| EXTRACTED INFORMATION |
------

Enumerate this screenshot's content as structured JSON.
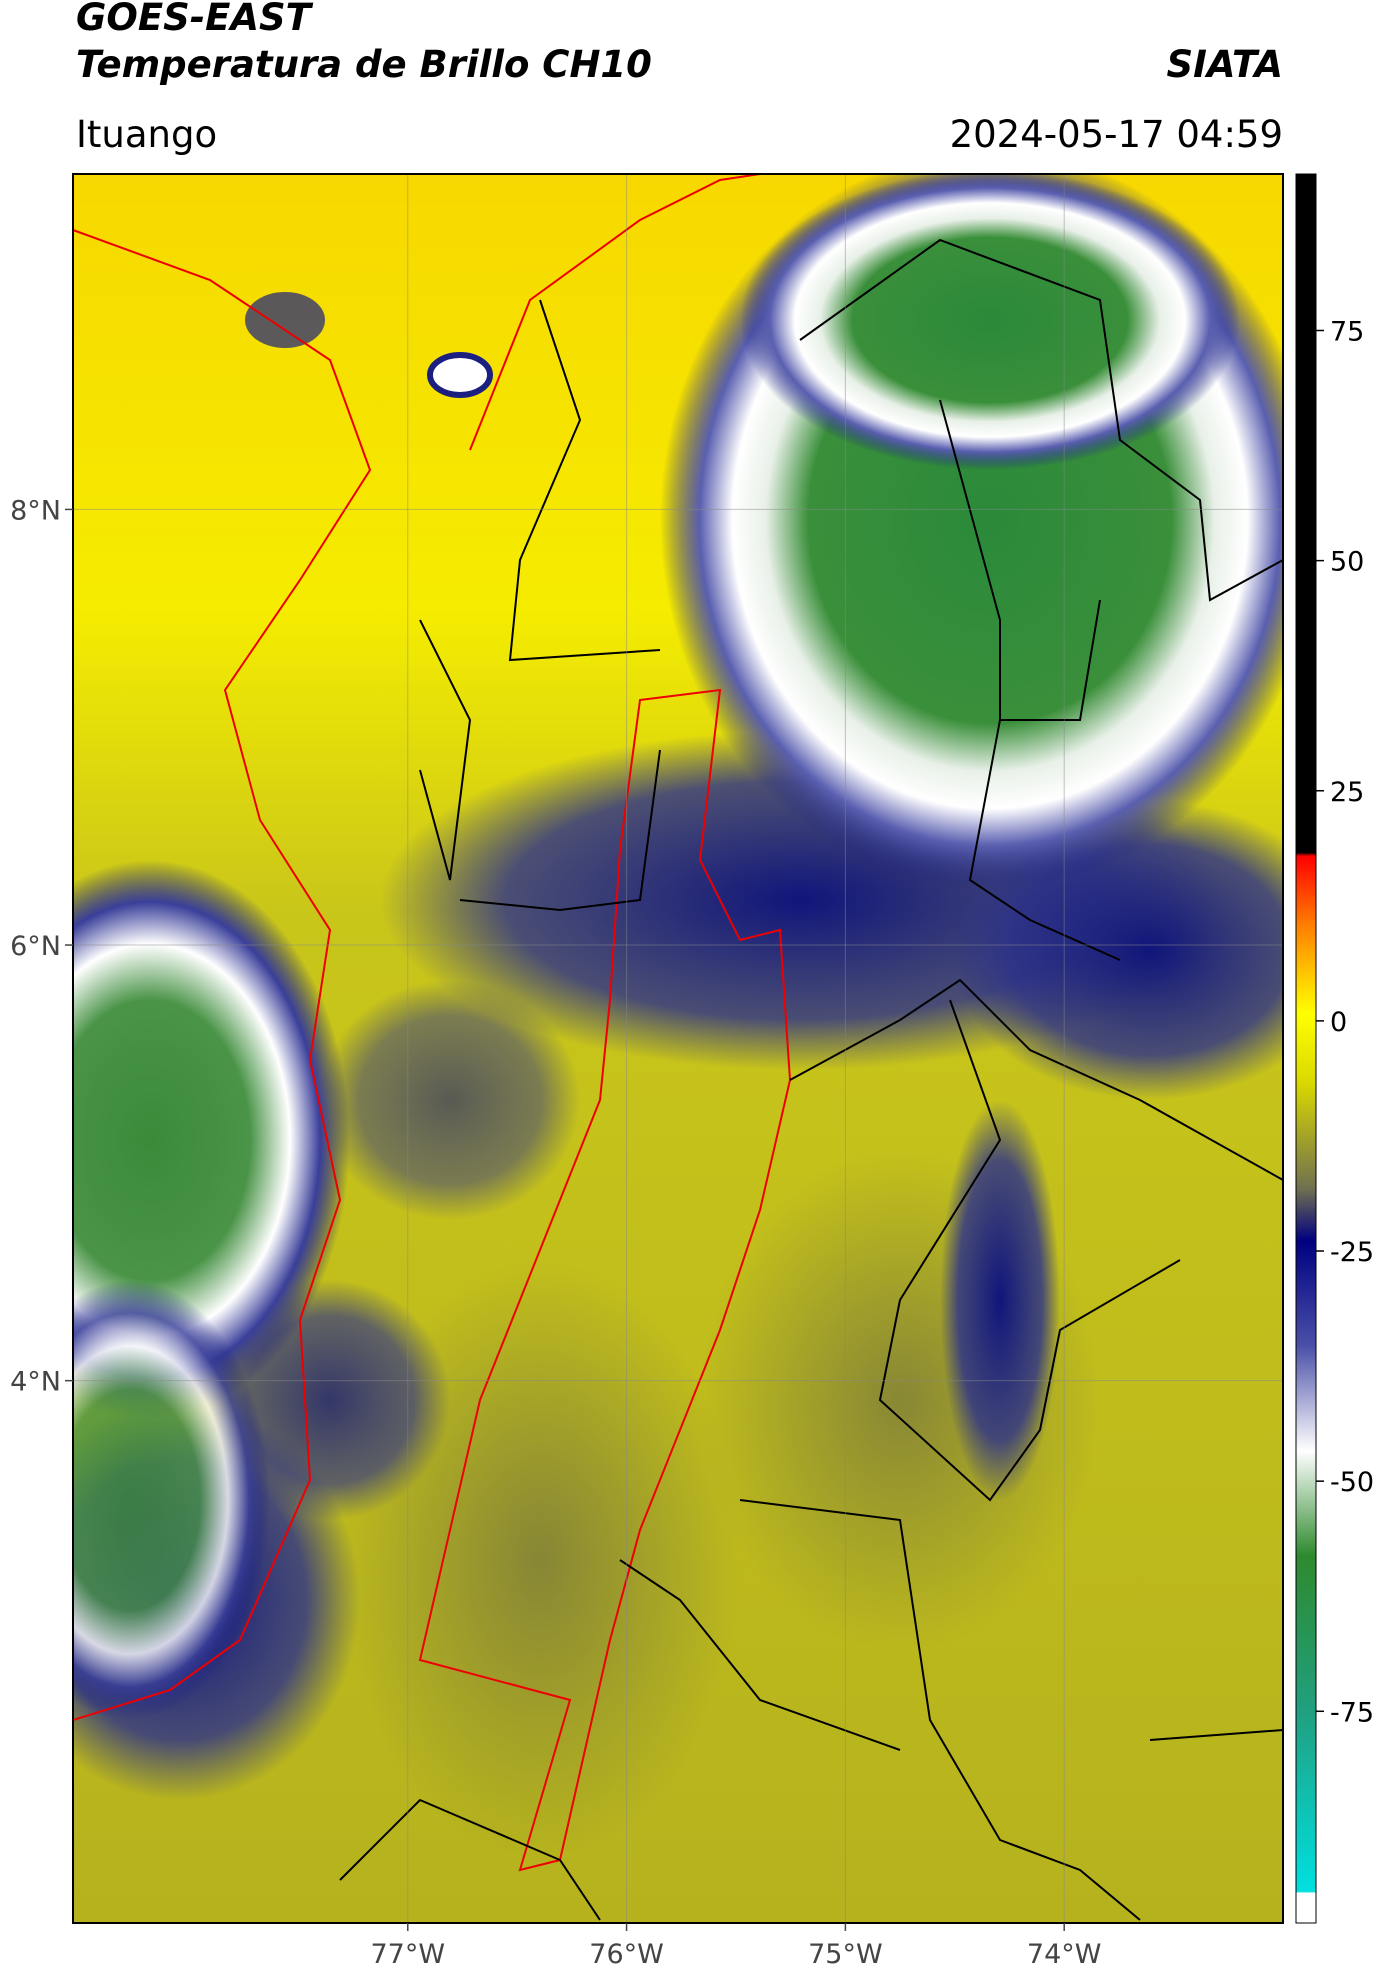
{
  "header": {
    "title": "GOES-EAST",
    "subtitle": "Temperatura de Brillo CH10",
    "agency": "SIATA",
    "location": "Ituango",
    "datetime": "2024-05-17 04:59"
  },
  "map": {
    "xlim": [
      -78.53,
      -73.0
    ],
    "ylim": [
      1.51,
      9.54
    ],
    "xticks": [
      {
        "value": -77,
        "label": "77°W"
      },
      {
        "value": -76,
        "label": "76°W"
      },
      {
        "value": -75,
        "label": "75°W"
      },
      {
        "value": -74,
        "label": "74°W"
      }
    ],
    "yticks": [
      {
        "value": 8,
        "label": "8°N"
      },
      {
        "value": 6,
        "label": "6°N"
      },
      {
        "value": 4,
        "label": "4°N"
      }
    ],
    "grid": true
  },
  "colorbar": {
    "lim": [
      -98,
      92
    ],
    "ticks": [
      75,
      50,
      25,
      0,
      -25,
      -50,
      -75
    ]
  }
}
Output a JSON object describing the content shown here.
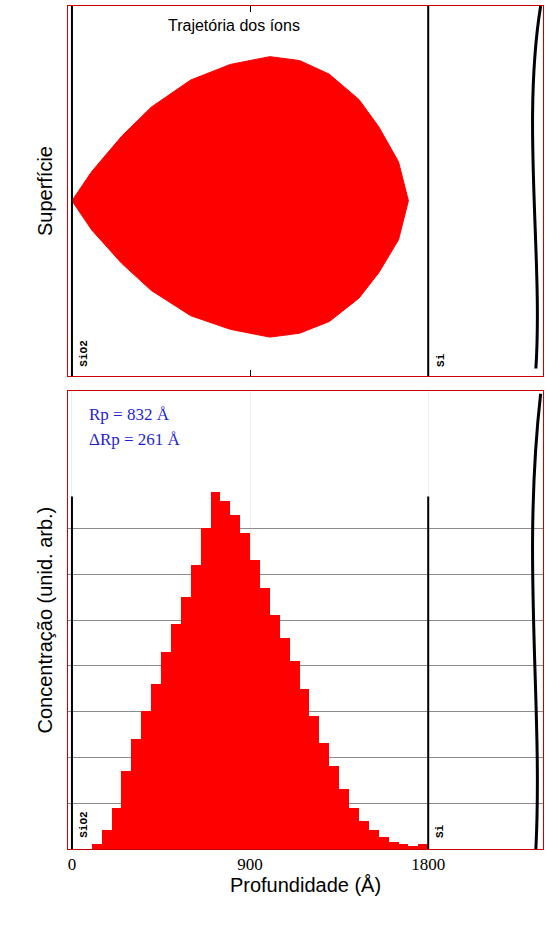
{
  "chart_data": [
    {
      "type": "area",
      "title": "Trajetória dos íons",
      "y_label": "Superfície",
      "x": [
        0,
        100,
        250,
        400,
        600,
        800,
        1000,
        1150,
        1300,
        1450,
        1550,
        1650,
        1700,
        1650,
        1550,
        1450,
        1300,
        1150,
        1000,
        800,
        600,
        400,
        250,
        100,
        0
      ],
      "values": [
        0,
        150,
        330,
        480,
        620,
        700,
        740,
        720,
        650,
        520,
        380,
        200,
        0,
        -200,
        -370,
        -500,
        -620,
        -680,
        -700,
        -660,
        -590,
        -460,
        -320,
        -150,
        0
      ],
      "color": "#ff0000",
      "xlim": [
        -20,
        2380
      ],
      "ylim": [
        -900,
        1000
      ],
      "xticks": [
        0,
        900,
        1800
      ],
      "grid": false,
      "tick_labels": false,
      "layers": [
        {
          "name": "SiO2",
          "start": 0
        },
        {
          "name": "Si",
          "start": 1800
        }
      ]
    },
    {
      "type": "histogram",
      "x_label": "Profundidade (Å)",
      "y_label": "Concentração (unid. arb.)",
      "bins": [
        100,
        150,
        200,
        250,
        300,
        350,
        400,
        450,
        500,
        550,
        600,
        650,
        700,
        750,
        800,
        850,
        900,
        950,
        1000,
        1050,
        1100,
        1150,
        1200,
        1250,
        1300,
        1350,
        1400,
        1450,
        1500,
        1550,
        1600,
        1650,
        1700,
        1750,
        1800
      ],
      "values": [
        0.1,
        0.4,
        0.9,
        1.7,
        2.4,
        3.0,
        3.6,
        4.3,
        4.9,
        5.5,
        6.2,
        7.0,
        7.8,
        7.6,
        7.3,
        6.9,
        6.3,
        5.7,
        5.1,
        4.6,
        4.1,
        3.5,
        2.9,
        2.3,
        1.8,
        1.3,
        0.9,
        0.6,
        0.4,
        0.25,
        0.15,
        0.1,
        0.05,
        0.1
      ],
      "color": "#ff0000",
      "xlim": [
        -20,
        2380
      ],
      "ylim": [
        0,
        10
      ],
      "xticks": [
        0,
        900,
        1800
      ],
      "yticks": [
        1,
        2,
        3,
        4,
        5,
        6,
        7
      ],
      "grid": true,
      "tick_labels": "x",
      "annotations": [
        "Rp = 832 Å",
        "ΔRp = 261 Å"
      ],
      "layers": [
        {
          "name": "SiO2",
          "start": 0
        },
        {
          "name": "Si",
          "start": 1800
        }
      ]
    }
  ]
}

------

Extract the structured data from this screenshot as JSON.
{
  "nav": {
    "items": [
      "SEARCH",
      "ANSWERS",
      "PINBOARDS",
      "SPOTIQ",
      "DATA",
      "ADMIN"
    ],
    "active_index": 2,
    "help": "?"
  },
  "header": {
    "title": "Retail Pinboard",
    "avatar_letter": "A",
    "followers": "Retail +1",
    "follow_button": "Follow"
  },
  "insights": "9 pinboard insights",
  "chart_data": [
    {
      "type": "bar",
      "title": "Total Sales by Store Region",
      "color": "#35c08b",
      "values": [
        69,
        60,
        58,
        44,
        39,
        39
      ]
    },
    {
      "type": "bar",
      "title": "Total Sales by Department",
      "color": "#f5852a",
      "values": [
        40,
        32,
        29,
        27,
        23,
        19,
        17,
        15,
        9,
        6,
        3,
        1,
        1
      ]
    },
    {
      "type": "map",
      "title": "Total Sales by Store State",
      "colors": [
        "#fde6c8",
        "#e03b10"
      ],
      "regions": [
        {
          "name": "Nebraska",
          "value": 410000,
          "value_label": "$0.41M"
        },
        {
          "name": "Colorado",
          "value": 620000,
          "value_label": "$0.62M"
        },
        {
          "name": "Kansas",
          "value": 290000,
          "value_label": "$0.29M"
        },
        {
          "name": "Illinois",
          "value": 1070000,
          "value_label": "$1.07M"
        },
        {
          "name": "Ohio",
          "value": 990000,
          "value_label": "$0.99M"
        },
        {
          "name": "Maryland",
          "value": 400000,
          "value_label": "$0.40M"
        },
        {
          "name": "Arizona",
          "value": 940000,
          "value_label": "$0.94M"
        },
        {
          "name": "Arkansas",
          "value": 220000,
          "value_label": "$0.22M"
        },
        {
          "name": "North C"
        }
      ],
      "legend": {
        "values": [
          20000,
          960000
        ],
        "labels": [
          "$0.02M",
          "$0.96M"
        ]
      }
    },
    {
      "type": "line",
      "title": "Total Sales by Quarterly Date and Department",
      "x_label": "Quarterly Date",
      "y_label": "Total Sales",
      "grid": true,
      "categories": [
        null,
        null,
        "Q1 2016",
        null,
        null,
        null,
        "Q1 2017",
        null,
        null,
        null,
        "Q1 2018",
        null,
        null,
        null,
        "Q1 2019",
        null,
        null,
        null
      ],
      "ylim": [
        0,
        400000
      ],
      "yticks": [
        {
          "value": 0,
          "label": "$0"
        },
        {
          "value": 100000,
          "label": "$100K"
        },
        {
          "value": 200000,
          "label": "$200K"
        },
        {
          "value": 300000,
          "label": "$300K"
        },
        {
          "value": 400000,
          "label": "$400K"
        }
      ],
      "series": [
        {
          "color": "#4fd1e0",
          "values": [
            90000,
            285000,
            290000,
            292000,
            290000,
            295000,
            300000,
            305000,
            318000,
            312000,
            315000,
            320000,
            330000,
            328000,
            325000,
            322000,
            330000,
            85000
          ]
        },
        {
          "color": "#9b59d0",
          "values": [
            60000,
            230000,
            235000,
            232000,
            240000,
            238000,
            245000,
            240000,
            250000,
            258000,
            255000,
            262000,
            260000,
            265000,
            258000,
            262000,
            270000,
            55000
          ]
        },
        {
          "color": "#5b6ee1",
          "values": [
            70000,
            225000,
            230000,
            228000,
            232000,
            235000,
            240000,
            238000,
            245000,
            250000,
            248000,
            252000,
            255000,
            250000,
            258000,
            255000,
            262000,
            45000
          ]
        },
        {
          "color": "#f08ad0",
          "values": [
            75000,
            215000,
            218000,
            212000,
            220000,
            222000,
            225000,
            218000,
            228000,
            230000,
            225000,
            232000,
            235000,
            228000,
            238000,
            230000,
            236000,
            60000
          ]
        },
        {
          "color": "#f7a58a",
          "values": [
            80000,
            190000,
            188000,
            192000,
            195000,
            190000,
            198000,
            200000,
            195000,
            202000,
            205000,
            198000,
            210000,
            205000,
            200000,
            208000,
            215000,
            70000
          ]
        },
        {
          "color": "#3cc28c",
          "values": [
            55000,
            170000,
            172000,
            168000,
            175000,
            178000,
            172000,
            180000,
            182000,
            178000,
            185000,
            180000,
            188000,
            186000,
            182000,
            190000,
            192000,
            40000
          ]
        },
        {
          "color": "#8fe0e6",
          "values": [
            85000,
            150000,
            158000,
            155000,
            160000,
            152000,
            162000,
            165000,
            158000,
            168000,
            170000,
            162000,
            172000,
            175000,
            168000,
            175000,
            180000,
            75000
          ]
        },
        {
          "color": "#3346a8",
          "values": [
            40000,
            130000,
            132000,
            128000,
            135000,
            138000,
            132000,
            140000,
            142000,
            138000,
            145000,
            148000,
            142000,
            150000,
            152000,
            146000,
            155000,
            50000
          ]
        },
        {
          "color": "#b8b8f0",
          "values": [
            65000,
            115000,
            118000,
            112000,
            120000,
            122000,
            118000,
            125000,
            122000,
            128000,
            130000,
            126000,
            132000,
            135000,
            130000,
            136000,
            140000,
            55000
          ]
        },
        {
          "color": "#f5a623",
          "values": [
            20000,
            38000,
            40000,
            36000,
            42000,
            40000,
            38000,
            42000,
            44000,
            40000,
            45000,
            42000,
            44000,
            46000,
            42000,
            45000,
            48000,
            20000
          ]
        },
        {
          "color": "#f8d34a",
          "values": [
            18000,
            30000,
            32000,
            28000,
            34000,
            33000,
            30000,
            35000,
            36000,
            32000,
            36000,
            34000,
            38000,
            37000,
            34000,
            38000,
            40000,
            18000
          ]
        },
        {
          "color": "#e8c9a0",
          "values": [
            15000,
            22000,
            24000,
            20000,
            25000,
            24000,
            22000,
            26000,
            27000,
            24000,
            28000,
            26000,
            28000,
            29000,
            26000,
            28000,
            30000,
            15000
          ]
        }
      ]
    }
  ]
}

------

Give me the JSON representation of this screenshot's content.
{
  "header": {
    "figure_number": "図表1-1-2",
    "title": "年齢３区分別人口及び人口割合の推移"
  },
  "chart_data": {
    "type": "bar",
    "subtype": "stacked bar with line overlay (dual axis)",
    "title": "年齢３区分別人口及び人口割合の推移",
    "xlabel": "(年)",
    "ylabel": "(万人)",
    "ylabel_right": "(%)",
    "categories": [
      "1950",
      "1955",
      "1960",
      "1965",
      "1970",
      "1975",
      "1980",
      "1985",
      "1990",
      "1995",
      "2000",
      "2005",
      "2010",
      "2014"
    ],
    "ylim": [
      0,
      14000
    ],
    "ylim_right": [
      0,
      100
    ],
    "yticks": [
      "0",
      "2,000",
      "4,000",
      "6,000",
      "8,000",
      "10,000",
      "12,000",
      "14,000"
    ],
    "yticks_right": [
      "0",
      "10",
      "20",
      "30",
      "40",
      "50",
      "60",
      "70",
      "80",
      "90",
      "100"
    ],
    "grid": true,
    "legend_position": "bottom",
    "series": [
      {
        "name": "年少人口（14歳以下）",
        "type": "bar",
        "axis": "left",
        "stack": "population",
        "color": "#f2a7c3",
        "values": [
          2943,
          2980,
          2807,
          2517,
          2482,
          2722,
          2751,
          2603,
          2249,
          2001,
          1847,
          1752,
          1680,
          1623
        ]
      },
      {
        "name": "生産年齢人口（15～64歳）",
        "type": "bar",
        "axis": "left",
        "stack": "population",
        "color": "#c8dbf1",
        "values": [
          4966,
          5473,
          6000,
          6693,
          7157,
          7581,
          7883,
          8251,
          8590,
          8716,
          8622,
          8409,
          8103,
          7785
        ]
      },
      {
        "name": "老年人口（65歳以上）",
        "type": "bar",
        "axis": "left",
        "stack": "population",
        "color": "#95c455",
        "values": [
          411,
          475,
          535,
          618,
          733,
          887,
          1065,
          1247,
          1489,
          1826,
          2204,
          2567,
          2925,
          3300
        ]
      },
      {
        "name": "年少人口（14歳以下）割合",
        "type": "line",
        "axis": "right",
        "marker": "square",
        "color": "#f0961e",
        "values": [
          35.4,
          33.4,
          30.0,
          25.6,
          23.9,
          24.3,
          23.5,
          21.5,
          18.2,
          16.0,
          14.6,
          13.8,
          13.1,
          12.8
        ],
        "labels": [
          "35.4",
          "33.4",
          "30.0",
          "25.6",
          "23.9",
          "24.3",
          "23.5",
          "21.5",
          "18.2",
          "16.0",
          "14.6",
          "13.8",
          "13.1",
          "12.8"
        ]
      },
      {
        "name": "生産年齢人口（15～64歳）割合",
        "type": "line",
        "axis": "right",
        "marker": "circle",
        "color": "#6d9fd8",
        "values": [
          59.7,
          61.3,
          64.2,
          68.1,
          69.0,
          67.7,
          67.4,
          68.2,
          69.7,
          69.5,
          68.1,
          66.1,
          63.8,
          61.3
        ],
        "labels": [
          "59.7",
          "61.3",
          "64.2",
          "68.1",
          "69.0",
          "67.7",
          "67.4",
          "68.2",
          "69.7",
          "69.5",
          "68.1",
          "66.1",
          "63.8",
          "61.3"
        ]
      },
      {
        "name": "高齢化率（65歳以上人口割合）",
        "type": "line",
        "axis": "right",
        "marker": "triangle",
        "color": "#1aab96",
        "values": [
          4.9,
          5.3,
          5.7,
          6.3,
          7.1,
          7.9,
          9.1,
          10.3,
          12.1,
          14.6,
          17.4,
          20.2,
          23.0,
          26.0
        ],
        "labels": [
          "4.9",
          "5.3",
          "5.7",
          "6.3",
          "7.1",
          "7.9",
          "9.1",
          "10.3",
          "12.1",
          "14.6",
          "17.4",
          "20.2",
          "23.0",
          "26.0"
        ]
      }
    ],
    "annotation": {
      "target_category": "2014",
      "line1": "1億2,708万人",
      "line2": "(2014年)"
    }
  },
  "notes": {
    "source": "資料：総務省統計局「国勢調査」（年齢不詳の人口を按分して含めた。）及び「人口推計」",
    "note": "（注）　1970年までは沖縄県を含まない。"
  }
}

------

Gather all lines with the string "structured" from the data.

Enumerate this screenshot's content as structured JSON.
Extract the structured data from this screenshot as JSON.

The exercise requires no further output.